--- START ---
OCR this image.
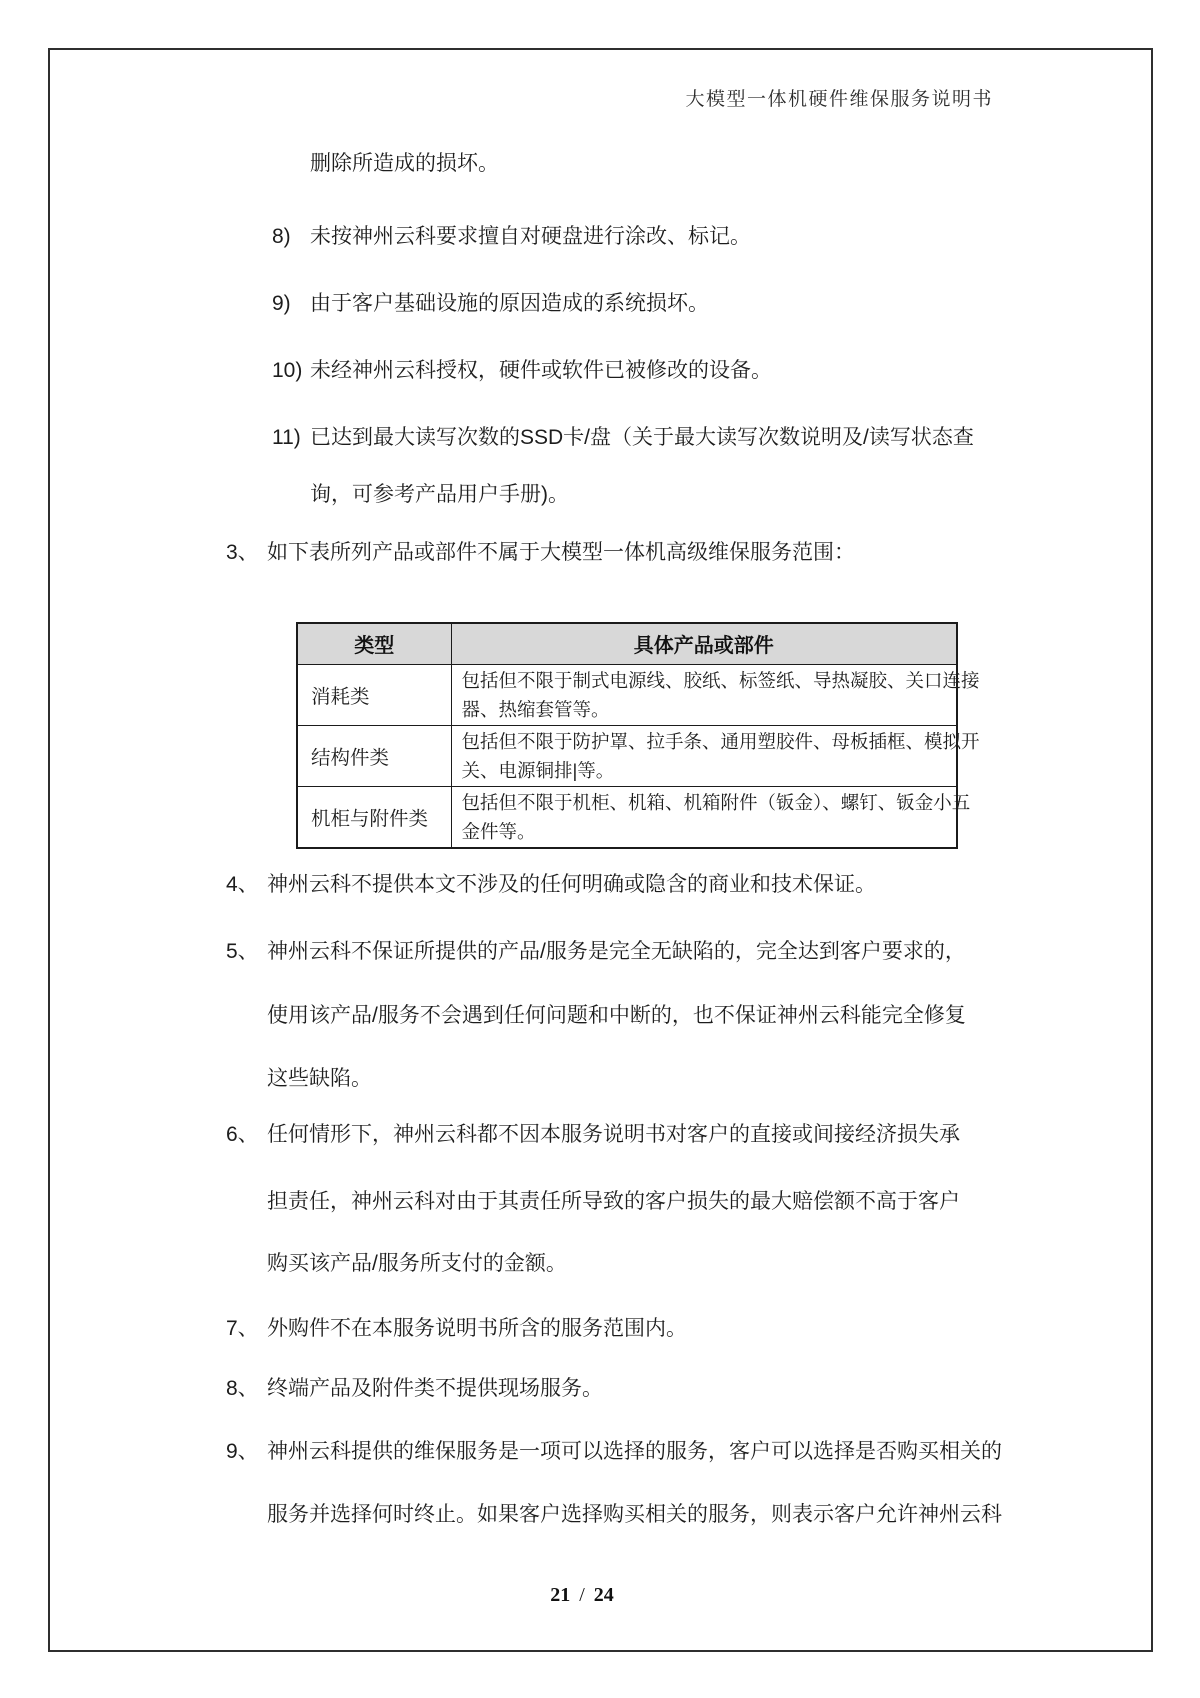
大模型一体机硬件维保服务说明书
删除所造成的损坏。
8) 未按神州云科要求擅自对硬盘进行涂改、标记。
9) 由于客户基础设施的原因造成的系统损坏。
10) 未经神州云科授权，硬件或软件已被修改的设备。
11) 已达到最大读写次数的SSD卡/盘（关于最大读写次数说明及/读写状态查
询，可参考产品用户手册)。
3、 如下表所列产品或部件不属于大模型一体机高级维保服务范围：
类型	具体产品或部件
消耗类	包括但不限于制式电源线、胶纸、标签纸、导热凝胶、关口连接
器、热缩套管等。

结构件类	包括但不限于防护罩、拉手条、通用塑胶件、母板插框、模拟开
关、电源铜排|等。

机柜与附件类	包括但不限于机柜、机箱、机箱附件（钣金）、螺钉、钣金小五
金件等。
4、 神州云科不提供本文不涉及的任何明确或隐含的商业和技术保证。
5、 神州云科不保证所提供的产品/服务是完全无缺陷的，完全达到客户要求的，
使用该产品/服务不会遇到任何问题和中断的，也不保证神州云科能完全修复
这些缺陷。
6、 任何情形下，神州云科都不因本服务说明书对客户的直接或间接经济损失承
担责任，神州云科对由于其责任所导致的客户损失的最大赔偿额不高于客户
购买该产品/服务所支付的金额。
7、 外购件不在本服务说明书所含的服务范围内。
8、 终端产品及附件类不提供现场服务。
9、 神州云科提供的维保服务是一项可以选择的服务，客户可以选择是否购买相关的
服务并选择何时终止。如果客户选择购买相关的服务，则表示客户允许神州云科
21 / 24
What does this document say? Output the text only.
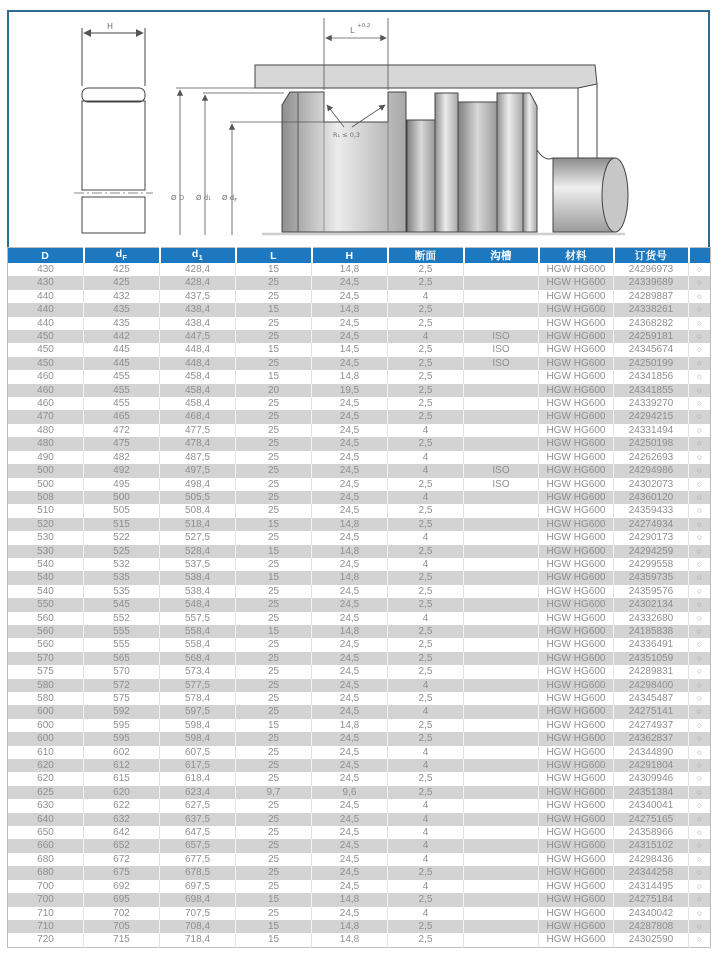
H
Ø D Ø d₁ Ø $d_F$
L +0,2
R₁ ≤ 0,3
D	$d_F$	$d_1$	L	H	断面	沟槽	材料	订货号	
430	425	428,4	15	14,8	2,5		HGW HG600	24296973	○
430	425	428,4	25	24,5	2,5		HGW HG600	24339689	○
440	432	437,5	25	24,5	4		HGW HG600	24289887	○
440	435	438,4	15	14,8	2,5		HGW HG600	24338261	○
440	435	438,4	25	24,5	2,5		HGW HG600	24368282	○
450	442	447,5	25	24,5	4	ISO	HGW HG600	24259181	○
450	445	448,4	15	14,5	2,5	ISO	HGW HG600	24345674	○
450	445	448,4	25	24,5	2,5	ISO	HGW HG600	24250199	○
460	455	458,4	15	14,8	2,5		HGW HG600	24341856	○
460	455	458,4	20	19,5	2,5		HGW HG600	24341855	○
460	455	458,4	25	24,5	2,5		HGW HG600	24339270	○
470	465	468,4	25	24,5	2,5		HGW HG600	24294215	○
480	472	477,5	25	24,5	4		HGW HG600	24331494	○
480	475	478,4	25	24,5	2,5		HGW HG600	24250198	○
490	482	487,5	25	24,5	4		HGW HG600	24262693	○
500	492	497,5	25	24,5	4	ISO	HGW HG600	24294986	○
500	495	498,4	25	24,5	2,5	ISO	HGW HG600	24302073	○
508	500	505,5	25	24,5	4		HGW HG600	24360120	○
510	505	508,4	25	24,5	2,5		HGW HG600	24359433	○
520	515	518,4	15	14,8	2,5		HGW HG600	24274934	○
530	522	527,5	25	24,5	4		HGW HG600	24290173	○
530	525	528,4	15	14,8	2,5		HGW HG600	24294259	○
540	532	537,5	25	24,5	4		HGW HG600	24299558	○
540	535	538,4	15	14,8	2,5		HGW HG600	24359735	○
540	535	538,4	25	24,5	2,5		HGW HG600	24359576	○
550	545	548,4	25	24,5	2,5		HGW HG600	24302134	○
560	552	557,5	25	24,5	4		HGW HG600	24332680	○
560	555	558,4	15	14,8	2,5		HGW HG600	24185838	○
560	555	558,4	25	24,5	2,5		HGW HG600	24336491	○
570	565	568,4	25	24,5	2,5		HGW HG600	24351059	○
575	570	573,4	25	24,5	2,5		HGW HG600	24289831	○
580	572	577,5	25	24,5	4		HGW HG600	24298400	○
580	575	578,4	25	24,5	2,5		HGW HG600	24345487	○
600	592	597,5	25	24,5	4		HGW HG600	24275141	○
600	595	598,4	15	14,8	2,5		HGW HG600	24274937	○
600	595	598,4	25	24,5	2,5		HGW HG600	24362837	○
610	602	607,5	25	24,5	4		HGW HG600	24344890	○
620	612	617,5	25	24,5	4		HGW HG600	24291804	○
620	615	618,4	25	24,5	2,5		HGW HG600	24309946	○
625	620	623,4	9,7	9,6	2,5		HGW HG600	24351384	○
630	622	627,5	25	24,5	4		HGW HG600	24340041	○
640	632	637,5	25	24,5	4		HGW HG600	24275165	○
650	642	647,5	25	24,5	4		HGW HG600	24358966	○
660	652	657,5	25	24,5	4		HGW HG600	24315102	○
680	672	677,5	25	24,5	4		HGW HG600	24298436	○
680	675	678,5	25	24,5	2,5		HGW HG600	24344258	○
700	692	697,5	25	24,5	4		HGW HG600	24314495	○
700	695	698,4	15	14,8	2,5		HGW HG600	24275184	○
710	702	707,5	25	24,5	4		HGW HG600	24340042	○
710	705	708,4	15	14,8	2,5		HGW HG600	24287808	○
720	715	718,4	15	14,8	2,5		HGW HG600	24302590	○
--- END ---
• [Exercise objective]
Return the listing above in full and without alteration, excluding its pictures.

• [Output for this task]
OCR this image.
大模型一体机硬件维保服务说明书
删除所造成的损坏。
8) 未按神州云科要求擅自对硬盘进行涂改、标记。
9) 由于客户基础设施的原因造成的系统损坏。
10) 未经神州云科授权，硬件或软件已被修改的设备。
11) 已达到最大读写次数的SSD卡/盘（关于最大读写次数说明及/读写状态查
询，可参考产品用户手册)。
3、 如下表所列产品或部件不属于大模型一体机高级维保服务范围：
类型	具体产品或部件
消耗类	包括但不限于制式电源线、胶纸、标签纸、导热凝胶、关口连接
器、热缩套管等。

结构件类	包括但不限于防护罩、拉手条、通用塑胶件、母板插框、模拟开
关、电源铜排|等。

机柜与附件类	包括但不限于机柜、机箱、机箱附件（钣金）、螺钉、钣金小五
金件等。
4、 神州云科不提供本文不涉及的任何明确或隐含的商业和技术保证。
5、 神州云科不保证所提供的产品/服务是完全无缺陷的，完全达到客户要求的，
使用该产品/服务不会遇到任何问题和中断的，也不保证神州云科能完全修复
这些缺陷。
6、 任何情形下，神州云科都不因本服务说明书对客户的直接或间接经济损失承
担责任，神州云科对由于其责任所导致的客户损失的最大赔偿额不高于客户
购买该产品/服务所支付的金额。
7、 外购件不在本服务说明书所含的服务范围内。
8、 终端产品及附件类不提供现场服务。
9、 神州云科提供的维保服务是一项可以选择的服务，客户可以选择是否购买相关的
服务并选择何时终止。如果客户选择购买相关的服务，则表示客户允许神州云科
21 / 24
What does this document say? Output the text only.
H
Ø D Ø d₁ Ø $d_F$
L +0,2
R₁ ≤ 0,3
D	$d_F$	$d_1$	L	H	断面	沟槽	材料	订货号	
430	425	428,4	15	14,8	2,5		HGW HG600	24296973	○
430	425	428,4	25	24,5	2,5		HGW HG600	24339689	○
440	432	437,5	25	24,5	4		HGW HG600	24289887	○
440	435	438,4	15	14,8	2,5		HGW HG600	24338261	○
440	435	438,4	25	24,5	2,5		HGW HG600	24368282	○
450	442	447,5	25	24,5	4	ISO	HGW HG600	24259181	○
450	445	448,4	15	14,5	2,5	ISO	HGW HG600	24345674	○
450	445	448,4	25	24,5	2,5	ISO	HGW HG600	24250199	○
460	455	458,4	15	14,8	2,5		HGW HG600	24341856	○
460	455	458,4	20	19,5	2,5		HGW HG600	24341855	○
460	455	458,4	25	24,5	2,5		HGW HG600	24339270	○
470	465	468,4	25	24,5	2,5		HGW HG600	24294215	○
480	472	477,5	25	24,5	4		HGW HG600	24331494	○
480	475	478,4	25	24,5	2,5		HGW HG600	24250198	○
490	482	487,5	25	24,5	4		HGW HG600	24262693	○
500	492	497,5	25	24,5	4	ISO	HGW HG600	24294986	○
500	495	498,4	25	24,5	2,5	ISO	HGW HG600	24302073	○
508	500	505,5	25	24,5	4		HGW HG600	24360120	○
510	505	508,4	25	24,5	2,5		HGW HG600	24359433	○
520	515	518,4	15	14,8	2,5		HGW HG600	24274934	○
530	522	527,5	25	24,5	4		HGW HG600	24290173	○
530	525	528,4	15	14,8	2,5		HGW HG600	24294259	○
540	532	537,5	25	24,5	4		HGW HG600	24299558	○
540	535	538,4	15	14,8	2,5		HGW HG600	24359735	○
540	535	538,4	25	24,5	2,5		HGW HG600	24359576	○
550	545	548,4	25	24,5	2,5		HGW HG600	24302134	○
560	552	557,5	25	24,5	4		HGW HG600	24332680	○
560	555	558,4	15	14,8	2,5		HGW HG600	24185838	○
560	555	558,4	25	24,5	2,5		HGW HG600	24336491	○
570	565	568,4	25	24,5	2,5		HGW HG600	24351059	○
575	570	573,4	25	24,5	2,5		HGW HG600	24289831	○
580	572	577,5	25	24,5	4		HGW HG600	24298400	○
580	575	578,4	25	24,5	2,5		HGW HG600	24345487	○
600	592	597,5	25	24,5	4		HGW HG600	24275141	○
600	595	598,4	15	14,8	2,5		HGW HG600	24274937	○
600	595	598,4	25	24,5	2,5		HGW HG600	24362837	○
610	602	607,5	25	24,5	4		HGW HG600	24344890	○
620	612	617,5	25	24,5	4		HGW HG600	24291804	○
620	615	618,4	25	24,5	2,5		HGW HG600	24309946	○
625	620	623,4	9,7	9,6	2,5		HGW HG600	24351384	○
630	622	627,5	25	24,5	4		HGW HG600	24340041	○
640	632	637,5	25	24,5	4		HGW HG600	24275165	○
650	642	647,5	25	24,5	4		HGW HG600	24358966	○
660	652	657,5	25	24,5	4		HGW HG600	24315102	○
680	672	677,5	25	24,5	4		HGW HG600	24298436	○
680	675	678,5	25	24,5	2,5		HGW HG600	24344258	○
700	692	697,5	25	24,5	4		HGW HG600	24314495	○
700	695	698,4	15	14,8	2,5		HGW HG600	24275184	○
710	702	707,5	25	24,5	4		HGW HG600	24340042	○
710	705	708,4	15	14,8	2,5		HGW HG600	24287808	○
720	715	718,4	15	14,8	2,5		HGW HG600	24302590	○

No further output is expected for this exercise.